(Dataset records)
= = = = = = =

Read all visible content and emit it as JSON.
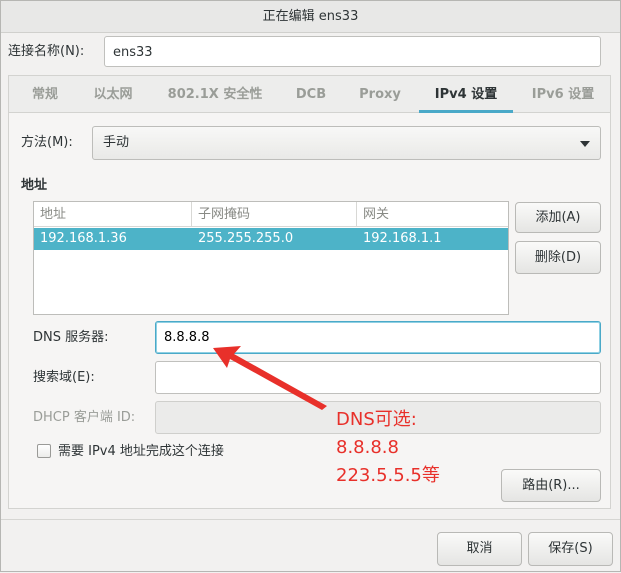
{
  "window": {
    "title": "正在编辑 ens33"
  },
  "connection": {
    "label": "连接名称(N):",
    "value": "ens33"
  },
  "tabs": [
    {
      "label": "常规",
      "active": false
    },
    {
      "label": "以太网",
      "active": false
    },
    {
      "label": "802.1X 安全性",
      "active": false
    },
    {
      "label": "DCB",
      "active": false
    },
    {
      "label": "Proxy",
      "active": false
    },
    {
      "label": "IPv4 设置",
      "active": true
    },
    {
      "label": "IPv6 设置",
      "active": false
    }
  ],
  "method": {
    "label": "方法(M):",
    "value": "手动"
  },
  "addresses": {
    "section_title": "地址",
    "columns": [
      "地址",
      "子网掩码",
      "网关"
    ],
    "rows": [
      {
        "address": "192.168.1.36",
        "netmask": "255.255.255.0",
        "gateway": "192.168.1.1"
      }
    ],
    "add_label": "添加(A)",
    "delete_label": "删除(D)"
  },
  "dns": {
    "label": "DNS 服务器:",
    "value": "8.8.8.8"
  },
  "search_domain": {
    "label": "搜索域(E):",
    "value": ""
  },
  "dhcp_client_id": {
    "label": "DHCP 客户端 ID:",
    "value": ""
  },
  "require_ipv4": {
    "label": "需要 IPv4 地址完成这个连接",
    "checked": false
  },
  "routes_label": "路由(R)...",
  "annotation": {
    "lines": [
      "DNS可选:",
      "8.8.8.8",
      "223.5.5.5等"
    ],
    "color": "#e8302a"
  },
  "footer": {
    "cancel_label": "取消",
    "save_label": "保存(S)"
  },
  "colors": {
    "accent": "#4aa9c8",
    "selection": "#4db3c8",
    "annotation": "#e8302a"
  }
}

= = = = = = =

## Direction
Go through the listing above and locate each line that holds the word "value". Copy those lines.

## The completed task
    "value": "ens33"
    "value": "手动"
    "value": "8.8.8.8"
    "value": ""
    "value": ""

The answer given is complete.